* PROBLEM REQUIREMENTS *
What is the number of lines in these entries that include "subtitle"? Write that number and no other text.

* SUPPLIED DATA *
==========
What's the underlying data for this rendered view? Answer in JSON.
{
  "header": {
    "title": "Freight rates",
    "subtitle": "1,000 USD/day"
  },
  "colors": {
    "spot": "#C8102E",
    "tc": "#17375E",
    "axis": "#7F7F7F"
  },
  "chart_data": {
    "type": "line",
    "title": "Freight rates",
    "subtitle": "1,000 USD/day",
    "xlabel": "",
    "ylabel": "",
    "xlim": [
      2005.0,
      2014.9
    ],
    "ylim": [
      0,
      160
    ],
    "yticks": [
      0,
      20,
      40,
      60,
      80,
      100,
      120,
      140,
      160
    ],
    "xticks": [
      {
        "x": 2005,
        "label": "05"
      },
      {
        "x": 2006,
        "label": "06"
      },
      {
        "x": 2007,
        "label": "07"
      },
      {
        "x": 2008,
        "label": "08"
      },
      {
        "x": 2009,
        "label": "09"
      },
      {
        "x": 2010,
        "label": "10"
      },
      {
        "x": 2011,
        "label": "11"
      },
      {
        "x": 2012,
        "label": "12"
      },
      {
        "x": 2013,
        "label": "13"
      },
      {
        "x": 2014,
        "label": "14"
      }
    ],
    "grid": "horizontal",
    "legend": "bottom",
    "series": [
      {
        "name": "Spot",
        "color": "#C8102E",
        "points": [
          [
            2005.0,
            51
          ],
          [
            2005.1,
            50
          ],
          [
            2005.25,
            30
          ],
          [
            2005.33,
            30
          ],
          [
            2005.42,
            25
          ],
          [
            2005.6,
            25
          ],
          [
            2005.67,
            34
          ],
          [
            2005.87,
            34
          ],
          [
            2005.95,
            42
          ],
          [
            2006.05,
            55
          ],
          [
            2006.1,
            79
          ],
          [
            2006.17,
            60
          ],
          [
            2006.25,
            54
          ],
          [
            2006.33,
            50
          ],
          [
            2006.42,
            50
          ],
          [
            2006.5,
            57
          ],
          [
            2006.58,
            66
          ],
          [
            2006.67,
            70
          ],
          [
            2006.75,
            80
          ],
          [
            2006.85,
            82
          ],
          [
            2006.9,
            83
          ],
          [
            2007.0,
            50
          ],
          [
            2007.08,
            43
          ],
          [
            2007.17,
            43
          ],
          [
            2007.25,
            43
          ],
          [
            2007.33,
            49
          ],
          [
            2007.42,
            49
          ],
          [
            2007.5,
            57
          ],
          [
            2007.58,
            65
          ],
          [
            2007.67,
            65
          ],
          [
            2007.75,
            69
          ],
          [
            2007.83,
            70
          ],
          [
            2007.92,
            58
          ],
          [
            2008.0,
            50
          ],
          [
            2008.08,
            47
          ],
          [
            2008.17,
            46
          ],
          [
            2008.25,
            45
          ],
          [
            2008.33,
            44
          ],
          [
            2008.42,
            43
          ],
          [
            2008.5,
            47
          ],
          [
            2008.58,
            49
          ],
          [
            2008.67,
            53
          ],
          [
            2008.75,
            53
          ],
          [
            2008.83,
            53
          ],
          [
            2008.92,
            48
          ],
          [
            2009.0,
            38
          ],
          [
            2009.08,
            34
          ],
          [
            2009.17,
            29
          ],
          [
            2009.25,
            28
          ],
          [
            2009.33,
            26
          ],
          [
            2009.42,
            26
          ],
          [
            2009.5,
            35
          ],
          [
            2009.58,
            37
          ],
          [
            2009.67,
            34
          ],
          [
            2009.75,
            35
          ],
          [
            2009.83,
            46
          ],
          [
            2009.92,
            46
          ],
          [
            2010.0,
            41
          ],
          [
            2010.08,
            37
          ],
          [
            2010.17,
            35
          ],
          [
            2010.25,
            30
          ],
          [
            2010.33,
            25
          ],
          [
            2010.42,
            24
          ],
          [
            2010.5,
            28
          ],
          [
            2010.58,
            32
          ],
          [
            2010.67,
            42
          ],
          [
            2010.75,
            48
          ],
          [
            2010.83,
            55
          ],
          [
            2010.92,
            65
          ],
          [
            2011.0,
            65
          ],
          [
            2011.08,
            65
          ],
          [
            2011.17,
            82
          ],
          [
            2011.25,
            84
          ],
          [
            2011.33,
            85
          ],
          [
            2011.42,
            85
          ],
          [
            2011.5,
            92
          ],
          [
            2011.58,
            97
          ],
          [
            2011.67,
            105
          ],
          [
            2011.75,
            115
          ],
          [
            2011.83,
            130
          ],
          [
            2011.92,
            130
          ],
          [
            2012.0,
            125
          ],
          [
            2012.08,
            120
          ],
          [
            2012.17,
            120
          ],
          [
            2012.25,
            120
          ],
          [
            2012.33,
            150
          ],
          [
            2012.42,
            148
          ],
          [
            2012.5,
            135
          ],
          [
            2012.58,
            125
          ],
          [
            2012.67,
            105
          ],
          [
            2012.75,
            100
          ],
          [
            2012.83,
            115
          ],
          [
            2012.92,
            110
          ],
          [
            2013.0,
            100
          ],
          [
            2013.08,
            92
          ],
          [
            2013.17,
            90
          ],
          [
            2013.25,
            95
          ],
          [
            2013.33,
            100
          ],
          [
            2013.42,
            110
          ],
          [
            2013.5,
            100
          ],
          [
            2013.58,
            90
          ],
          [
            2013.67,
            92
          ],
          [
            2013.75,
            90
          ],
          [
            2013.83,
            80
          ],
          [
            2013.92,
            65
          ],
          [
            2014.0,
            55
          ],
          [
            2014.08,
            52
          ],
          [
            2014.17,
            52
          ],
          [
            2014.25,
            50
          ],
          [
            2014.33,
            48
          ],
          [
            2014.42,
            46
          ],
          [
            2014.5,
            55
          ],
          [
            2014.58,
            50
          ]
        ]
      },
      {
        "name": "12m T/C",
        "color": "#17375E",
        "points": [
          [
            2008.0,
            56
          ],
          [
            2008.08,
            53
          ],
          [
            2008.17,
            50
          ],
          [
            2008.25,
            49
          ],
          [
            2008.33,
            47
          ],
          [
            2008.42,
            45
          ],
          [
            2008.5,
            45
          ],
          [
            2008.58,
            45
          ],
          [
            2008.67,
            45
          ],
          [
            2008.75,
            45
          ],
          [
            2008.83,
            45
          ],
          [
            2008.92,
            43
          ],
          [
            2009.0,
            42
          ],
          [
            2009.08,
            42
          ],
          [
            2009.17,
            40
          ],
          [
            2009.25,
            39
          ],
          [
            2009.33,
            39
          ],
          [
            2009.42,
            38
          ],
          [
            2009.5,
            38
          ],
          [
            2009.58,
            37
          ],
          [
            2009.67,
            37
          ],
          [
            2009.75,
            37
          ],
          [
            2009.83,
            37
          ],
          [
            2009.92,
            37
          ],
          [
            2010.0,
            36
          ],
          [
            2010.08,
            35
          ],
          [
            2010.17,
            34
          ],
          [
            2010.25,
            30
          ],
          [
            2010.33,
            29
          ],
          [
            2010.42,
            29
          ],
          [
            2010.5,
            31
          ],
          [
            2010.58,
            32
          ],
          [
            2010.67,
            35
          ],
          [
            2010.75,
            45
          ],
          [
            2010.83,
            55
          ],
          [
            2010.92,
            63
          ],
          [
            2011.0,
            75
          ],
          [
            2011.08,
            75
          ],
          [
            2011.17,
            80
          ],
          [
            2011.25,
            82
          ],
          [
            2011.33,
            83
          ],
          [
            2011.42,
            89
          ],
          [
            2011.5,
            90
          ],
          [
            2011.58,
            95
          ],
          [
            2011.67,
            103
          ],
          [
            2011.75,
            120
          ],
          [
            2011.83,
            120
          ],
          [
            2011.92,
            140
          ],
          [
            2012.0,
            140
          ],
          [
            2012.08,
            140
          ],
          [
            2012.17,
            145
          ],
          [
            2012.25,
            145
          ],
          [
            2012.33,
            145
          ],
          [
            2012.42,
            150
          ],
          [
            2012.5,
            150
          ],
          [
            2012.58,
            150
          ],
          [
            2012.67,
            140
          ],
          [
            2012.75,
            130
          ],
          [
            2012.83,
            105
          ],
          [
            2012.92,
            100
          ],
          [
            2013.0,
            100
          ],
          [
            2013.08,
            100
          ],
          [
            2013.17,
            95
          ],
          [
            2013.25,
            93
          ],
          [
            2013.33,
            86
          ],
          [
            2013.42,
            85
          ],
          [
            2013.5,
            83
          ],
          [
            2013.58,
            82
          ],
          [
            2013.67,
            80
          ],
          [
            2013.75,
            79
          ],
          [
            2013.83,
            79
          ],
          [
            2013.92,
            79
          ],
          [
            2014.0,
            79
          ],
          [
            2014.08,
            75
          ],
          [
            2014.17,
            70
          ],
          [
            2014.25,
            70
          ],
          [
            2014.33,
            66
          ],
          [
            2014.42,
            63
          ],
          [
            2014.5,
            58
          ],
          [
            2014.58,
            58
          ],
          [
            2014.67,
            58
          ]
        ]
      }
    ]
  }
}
==========
* FINAL ANSWER *
2